■ Extracted text
**********
Does anyone doubt that psychotherapy lurks very far behind?  The question is.......
for whom.....her or me?

Guess Who Is #1 in Guinness Book of Klutzes

It's no contest, really.  (You may THINK you are a bigger klutz than I am, but I don't really want to fight about it so please, just acknowledge my greatness in the klutz department and let's move on). 

I started honing my klutzy skills as a child, dropped out of the race for a number of middle years and now seem to be perfecting my technique in my decrepitude.  I am not bragging about this, you understand, just recognizing and accepting it.

As a child my claim to the title rested on simply falling down a lot,  often from standing on my own foot and then trying to pick up the bottom foot to walk, but also tripping over twigs, pebbles or cracks in the pavement.  When I grew  my great boobs my talents expanded to feats like catching my dress or shirt on the  protruding bolts  holding the ping pong table net in place, thereby rending asunder my garments with great regularity.    Until I learned to allow for the protrusions I hardly owned any clothing which had not been darned or otherwise mended from such encounters, much to my poor Mamma's grief and horror.   

Then when I lost 50 lbs. and stopped bumping into so many things the plague went into a state of remission, I guess.   I remained somewhat accident prone but things took on a much more sophisticated quality as I learned to use tools .......I think the epitome was reached when I managed to nail my finger to the picture frame I was building........lesson: never hold the piece of wood with your fingers behind the place where you are hitting the nail with the hammer.
**********
■ Data records
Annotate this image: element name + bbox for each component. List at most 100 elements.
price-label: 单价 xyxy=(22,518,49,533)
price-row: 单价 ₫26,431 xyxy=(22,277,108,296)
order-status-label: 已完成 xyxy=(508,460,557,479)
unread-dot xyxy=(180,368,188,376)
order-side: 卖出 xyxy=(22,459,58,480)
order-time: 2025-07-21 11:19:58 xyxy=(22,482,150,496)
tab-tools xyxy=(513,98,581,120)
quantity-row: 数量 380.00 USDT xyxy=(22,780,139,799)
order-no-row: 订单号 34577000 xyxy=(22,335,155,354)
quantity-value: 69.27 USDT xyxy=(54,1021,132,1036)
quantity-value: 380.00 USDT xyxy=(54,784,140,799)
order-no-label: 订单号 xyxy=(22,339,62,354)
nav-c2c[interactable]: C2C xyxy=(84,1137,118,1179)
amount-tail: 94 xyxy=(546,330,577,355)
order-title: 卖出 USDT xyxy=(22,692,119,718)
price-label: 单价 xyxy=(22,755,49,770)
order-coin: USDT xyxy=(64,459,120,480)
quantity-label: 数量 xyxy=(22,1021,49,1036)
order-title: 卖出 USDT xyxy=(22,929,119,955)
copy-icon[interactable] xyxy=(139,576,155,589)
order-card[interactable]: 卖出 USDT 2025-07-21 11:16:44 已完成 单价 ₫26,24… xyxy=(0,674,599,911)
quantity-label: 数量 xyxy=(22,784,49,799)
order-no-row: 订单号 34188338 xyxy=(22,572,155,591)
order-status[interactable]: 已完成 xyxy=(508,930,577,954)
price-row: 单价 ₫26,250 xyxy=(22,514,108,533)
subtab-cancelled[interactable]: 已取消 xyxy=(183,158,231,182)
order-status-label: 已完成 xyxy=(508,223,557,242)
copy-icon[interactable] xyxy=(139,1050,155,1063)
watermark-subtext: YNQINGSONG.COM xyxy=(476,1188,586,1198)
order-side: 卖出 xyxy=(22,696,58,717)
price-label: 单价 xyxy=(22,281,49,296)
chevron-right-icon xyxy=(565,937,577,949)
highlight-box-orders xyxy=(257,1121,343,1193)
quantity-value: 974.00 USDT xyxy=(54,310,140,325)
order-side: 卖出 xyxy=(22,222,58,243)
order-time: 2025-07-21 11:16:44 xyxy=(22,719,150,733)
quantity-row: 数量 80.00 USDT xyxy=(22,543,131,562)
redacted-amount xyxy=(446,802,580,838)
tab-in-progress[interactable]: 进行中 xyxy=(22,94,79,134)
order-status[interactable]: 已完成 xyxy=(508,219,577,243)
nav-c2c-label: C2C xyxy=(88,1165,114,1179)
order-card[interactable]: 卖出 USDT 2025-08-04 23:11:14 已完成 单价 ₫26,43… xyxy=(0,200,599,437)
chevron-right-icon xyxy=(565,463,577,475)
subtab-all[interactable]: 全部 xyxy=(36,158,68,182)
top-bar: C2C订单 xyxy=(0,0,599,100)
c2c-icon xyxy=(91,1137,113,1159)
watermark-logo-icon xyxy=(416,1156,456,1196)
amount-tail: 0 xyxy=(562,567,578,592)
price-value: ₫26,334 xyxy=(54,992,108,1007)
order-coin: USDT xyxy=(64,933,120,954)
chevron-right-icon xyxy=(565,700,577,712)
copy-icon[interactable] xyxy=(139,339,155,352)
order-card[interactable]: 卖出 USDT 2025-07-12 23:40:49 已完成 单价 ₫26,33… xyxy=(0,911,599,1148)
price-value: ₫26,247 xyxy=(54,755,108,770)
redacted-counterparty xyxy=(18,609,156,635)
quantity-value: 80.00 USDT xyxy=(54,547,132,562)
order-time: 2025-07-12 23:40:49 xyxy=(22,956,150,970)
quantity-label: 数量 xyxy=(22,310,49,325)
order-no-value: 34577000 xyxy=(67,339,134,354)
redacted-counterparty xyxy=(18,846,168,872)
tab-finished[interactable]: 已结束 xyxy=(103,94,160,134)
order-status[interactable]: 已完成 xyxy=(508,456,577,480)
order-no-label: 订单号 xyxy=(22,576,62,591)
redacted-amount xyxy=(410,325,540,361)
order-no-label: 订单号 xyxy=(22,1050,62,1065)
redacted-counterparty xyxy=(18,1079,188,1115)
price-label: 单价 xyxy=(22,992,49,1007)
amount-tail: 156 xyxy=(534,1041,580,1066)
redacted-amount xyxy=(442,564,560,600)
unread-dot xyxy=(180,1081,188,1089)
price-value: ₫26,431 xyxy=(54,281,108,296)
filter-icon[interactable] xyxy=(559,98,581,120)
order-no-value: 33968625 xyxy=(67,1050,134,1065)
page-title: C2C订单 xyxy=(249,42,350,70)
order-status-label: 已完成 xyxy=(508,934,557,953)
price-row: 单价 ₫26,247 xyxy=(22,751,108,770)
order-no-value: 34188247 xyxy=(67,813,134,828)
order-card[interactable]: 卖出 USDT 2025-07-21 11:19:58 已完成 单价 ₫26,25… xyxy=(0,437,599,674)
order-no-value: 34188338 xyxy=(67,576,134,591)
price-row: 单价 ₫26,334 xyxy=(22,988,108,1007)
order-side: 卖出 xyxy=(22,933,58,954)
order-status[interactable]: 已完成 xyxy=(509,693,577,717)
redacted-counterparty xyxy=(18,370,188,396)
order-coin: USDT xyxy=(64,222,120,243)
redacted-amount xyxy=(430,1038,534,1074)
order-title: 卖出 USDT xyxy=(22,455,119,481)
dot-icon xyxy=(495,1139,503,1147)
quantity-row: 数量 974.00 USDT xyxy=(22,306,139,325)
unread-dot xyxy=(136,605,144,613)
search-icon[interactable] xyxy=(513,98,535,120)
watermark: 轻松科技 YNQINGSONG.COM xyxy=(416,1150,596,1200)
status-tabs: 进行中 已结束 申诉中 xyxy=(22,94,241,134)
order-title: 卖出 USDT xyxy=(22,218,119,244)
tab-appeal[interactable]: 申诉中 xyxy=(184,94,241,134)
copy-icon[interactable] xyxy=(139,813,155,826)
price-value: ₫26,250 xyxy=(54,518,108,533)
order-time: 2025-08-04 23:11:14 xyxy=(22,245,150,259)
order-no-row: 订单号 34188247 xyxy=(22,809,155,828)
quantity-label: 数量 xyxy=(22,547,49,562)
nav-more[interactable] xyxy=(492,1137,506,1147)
**********
■ Task instructions
Copy out the whole text about being a klutz, word for word. These rows were taken from a different source than the text about being a klutz.

■ Exercise answer
Does anyone doubt that psychotherapy lurks very far behind?  The question is.......
for whom.....her or me?

Guess Who Is #1 in Guinness Book of Klutzes

It's no contest, really.  (You may THINK you are a bigger klutz than I am, but I don't really want to fight about it so please, just acknowledge my greatness in the klutz department and let's move on). 

I started honing my klutzy skills as a child, dropped out of the race for a number of middle years and now seem to be perfecting my technique in my decrepitude.  I am not bragging about this, you understand, just recognizing and accepting it.

As a child my claim to the title rested on simply falling down a lot,  often from standing on my own foot and then trying to pick up the bottom foot to walk, but also tripping over twigs, pebbles or cracks in the pavement.  When I grew  my great boobs my talents expanded to feats like catching my dress or shirt on the  protruding bolts  holding the ping pong table net in place, thereby rending asunder my garments with great regularity.    Until I learned to allow for the protrusions I hardly owned any clothing which had not been darned or otherwise mended from such encounters, much to my poor Mamma's grief and horror.   

Then when I lost 50 lbs. and stopped bumping into so many things the plague went into a state of remission, I guess.   I remained somewhat accident prone but things took on a much more sophisticated quality as I learned to use tools .......I think the epitome was reached when I managed to nail my finger to the picture frame I was building........lesson: never hold the piece of wood with your fingers behind the place where you are hitting the nail with the hammer.